[Stored records]
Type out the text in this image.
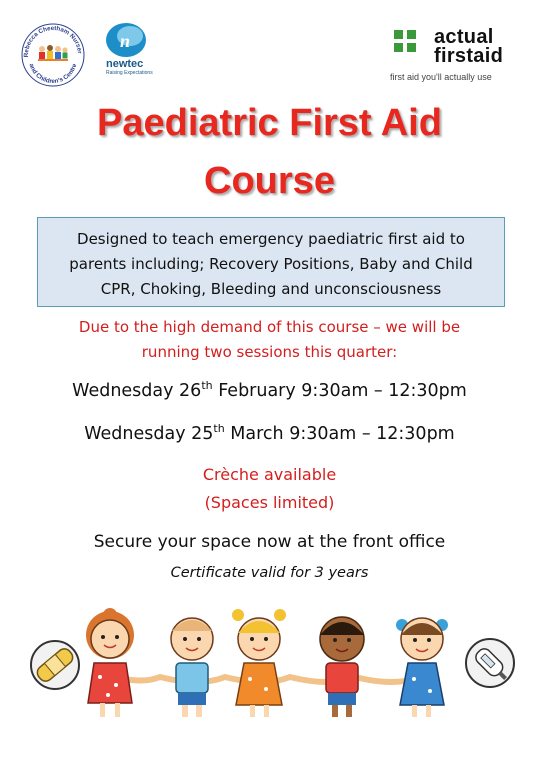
Rebecca Cheetham Nurser
and Children's Centre
n
newtec
Raising Expectations
actual
firstaid
first aid you'll actually use
Paediatric First Aid
Course
Designed to teach emergency paediatric first aid to
parents including; Recovery Positions, Baby and Child
CPR, Choking, Bleeding and unconsciousness
Due to the high demand of this course – we will be
running two sessions this quarter:
Wednesday 26th February 9:30am – 12:30pm
Wednesday 25th March 9:30am – 12:30pm
Crèche available
(Spaces limited)
Secure your space now at the front office
Certificate valid for 3 years
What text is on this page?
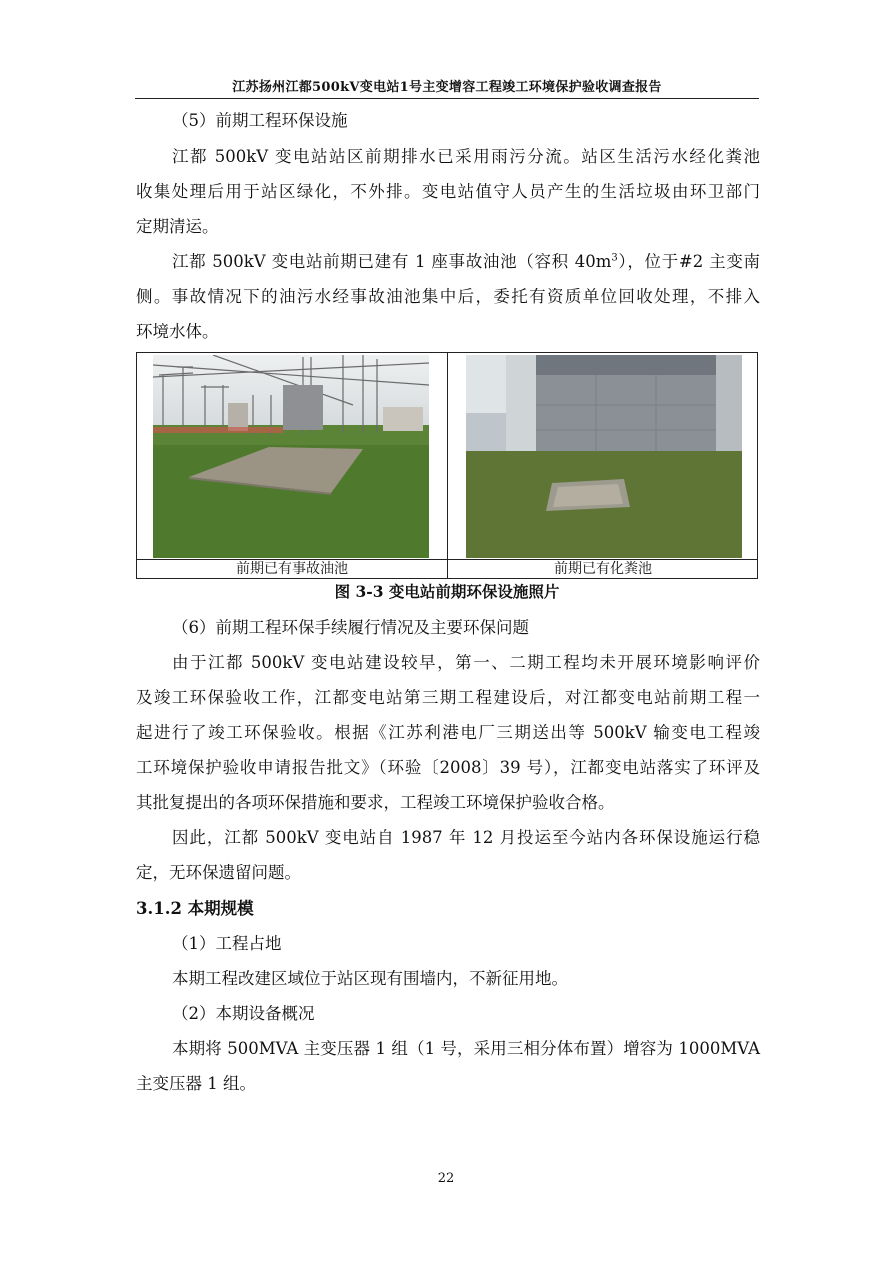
江苏扬州江都500kV变电站1号主变增容工程竣工环境保护验收调查报告

（5）前期工程环保设施

江都 500kV 变电站站区前期排水已采用雨污分流。站区生活污水经化粪池
收集处理后用于站区绿化，不外排。变电站值守人员产生的生活垃圾由环卫部门
定期清运。

江都 500kV 变电站前期已建有 1 座事故油池（容积 $40m^3$），位于#2 主变南
侧。事故情况下的油污水经事故油池集中后，委托有资质单位回收处理，不排入
环境水体。

前期已有事故油池	前期已有化粪池
图 3-3 变电站前期环保设施照片

（6）前期工程环保手续履行情况及主要环保问题

由于江都 500kV 变电站建设较早，第一、二期工程均未开展环境影响评价
及竣工环保验收工作，江都变电站第三期工程建设后，对江都变电站前期工程一
起进行了竣工环保验收。根据《江苏利港电厂三期送出等 500kV 输变电工程竣
工环境保护验收申请报告批文》（环验〔2008〕39 号），江都变电站落实了环评及
其批复提出的各项环保措施和要求，工程竣工环境保护验收合格。

因此，江都 500kV 变电站自 1987 年 12 月投运至今站内各环保设施运行稳
定，无环保遗留问题。

3.1.2 本期规模

（1）工程占地

本期工程改建区域位于站区现有围墙内，不新征用地。

（2）本期设备概况

本期将 500MVA 主变压器 1 组（1 号，采用三相分体布置）增容为 1000MVA
主变压器 1 组。

22
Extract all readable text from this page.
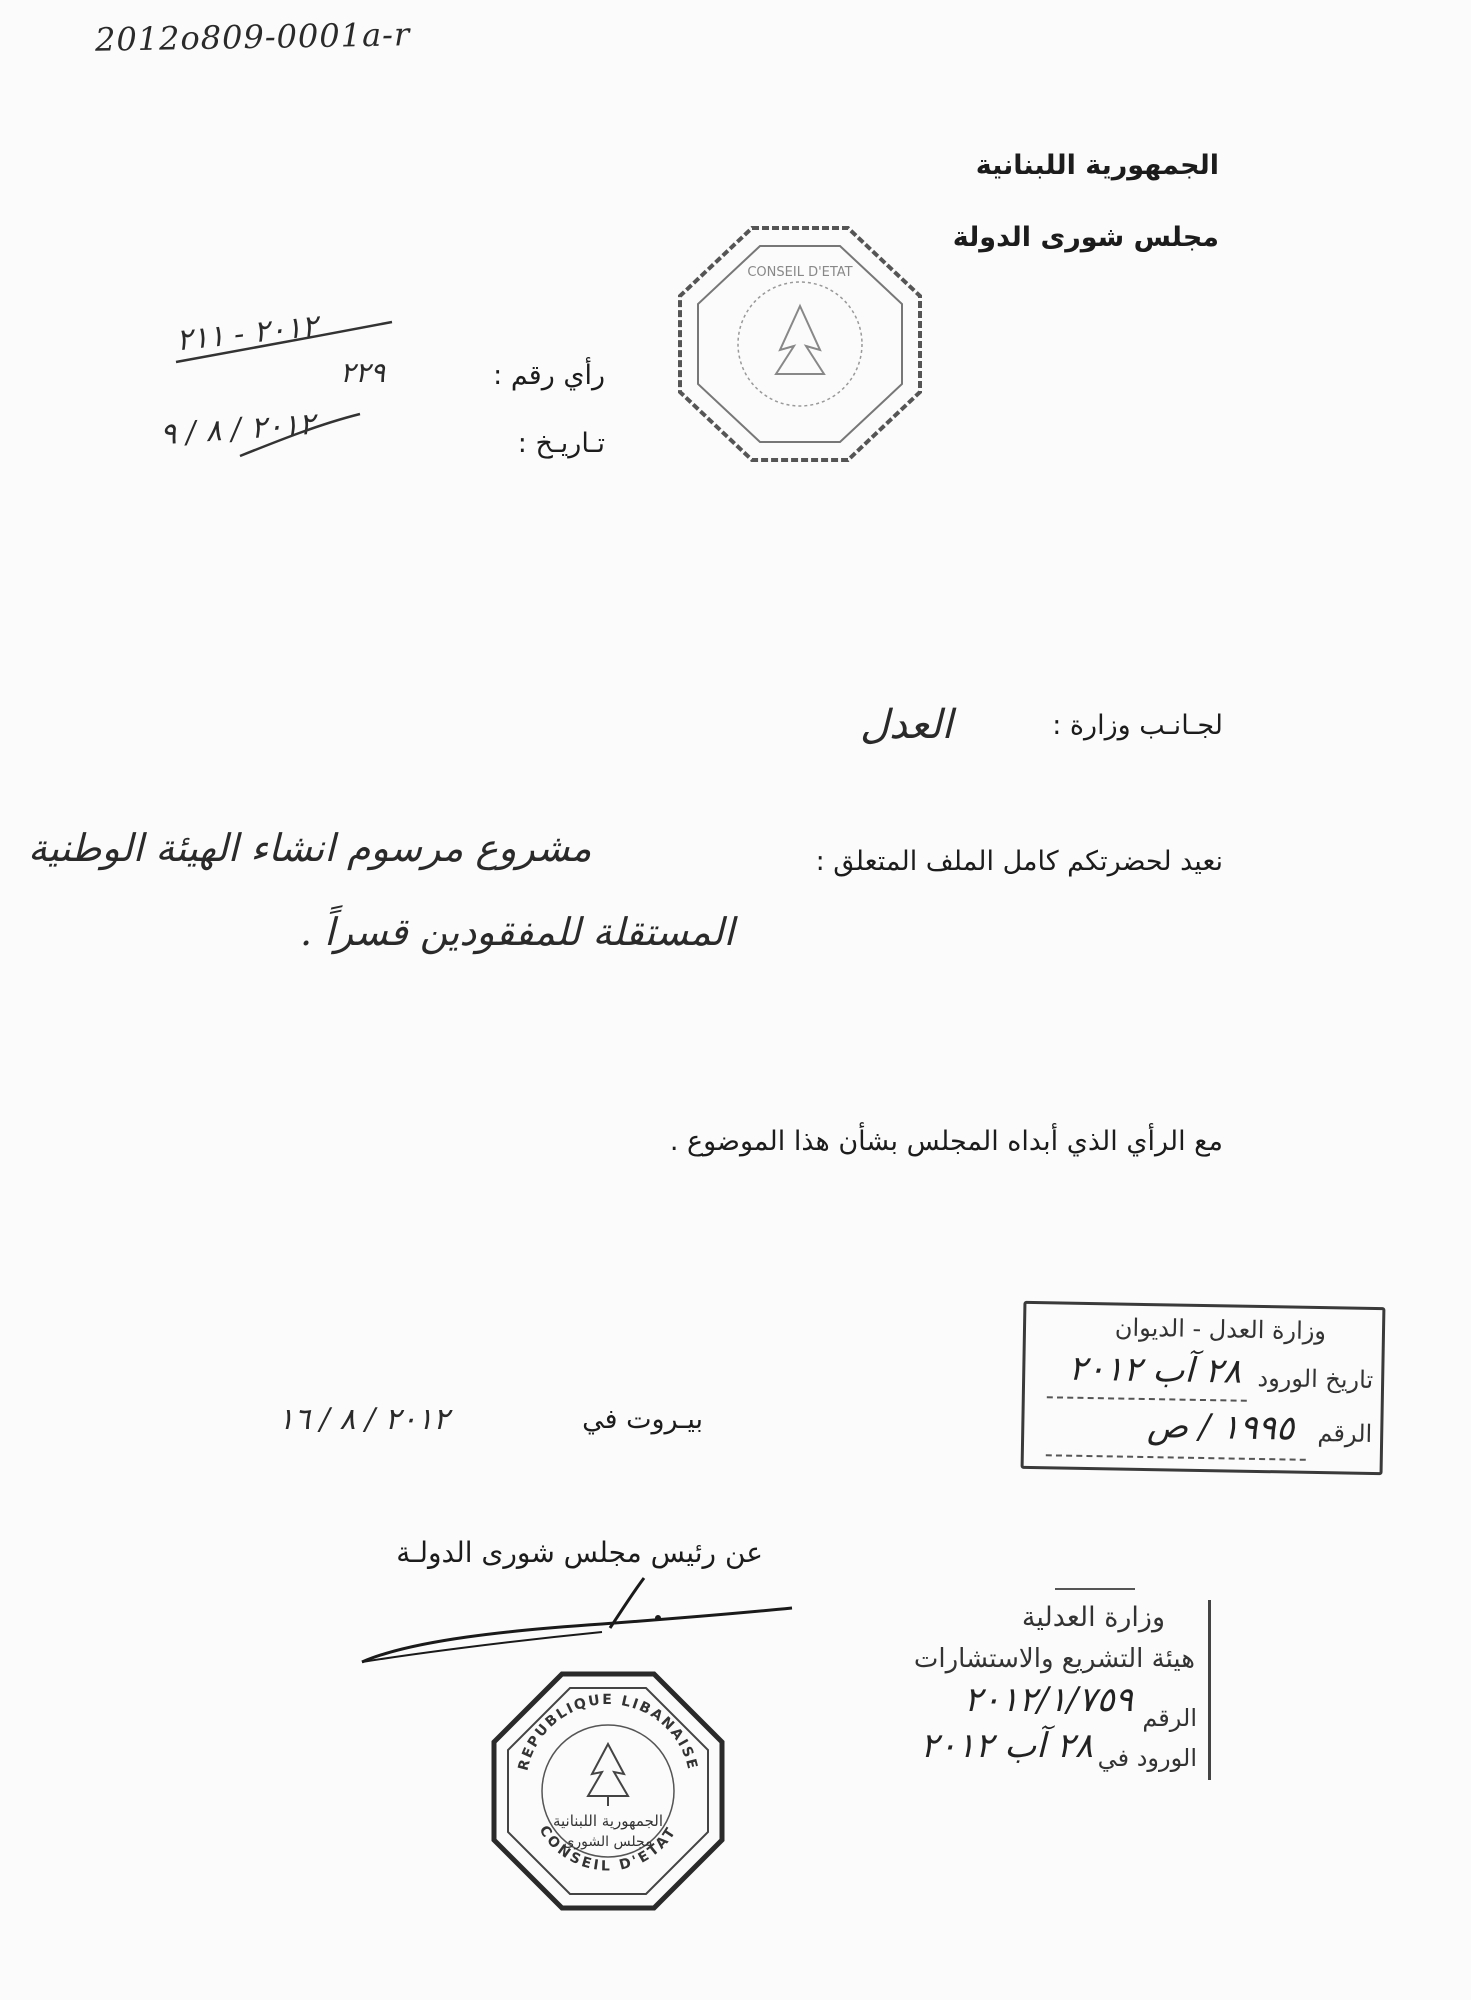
2012o809-0001a-r
الجمهورية اللبنانية
مجلس شورى الدولة
CONSEIL D'ETAT
رأي رقم :
٢٢٩
٢٠١٢ - ٢١١
تـاريـخ :
٢٠١٢ / ٨ / ٩
لجـانـب وزارة :
العدل
نعيد لحضرتكم كامل الملف المتعلق :
مشروع مرسوم انشاء الهيئة الوطنية
المستقلة للمفقودين قسراً .
مع الرأي الذي أبداه المجلس بشأن هذا الموضوع .
وزارة العدل - الديوان
تاريخ الورود
٢٨ آب ٢٠١٢
الرقم
١٩٩٥ / ص
بيـروت في
٢٠١٢ / ٨ / ١٦
عن رئيس مجلس شورى الدولـة
وزارة العدلية
هيئة التشريع والاستشارات
الرقم
٢٠١٢/١/٧٥٩
الورود في
٢٨ آب ٢٠١٢
REPUBLIQUE LIBANAISE
CONSEIL D'ETAT
الجمهورية اللبنانية
مجلس الشورى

> [SHORT EXERCISE] Your task is to copy word for word the lines from the line containing "Extract all readable text from this page." to the end of the listing, both included, and to drop any pictures.

> [WORKED ANSWER]
Extract all readable text from this page.
2012o809-0001a-r
الجمهورية اللبنانية
مجلس شورى الدولة
CONSEIL D'ETAT
رأي رقم :
٢٢٩
٢٠١٢ - ٢١١
تـاريـخ :
٢٠١٢ / ٨ / ٩
لجـانـب وزارة :
العدل
نعيد لحضرتكم كامل الملف المتعلق :
مشروع مرسوم انشاء الهيئة الوطنية
المستقلة للمفقودين قسراً .
مع الرأي الذي أبداه المجلس بشأن هذا الموضوع .
وزارة العدل - الديوان
تاريخ الورود
٢٨ آب ٢٠١٢
الرقم
١٩٩٥ / ص
بيـروت في
٢٠١٢ / ٨ / ١٦
عن رئيس مجلس شورى الدولـة
وزارة العدلية
هيئة التشريع والاستشارات
الرقم
٢٠١٢/١/٧٥٩
الورود في
٢٨ آب ٢٠١٢
REPUBLIQUE LIBANAISE
CONSEIL D'ETAT
الجمهورية اللبنانية
مجلس الشورى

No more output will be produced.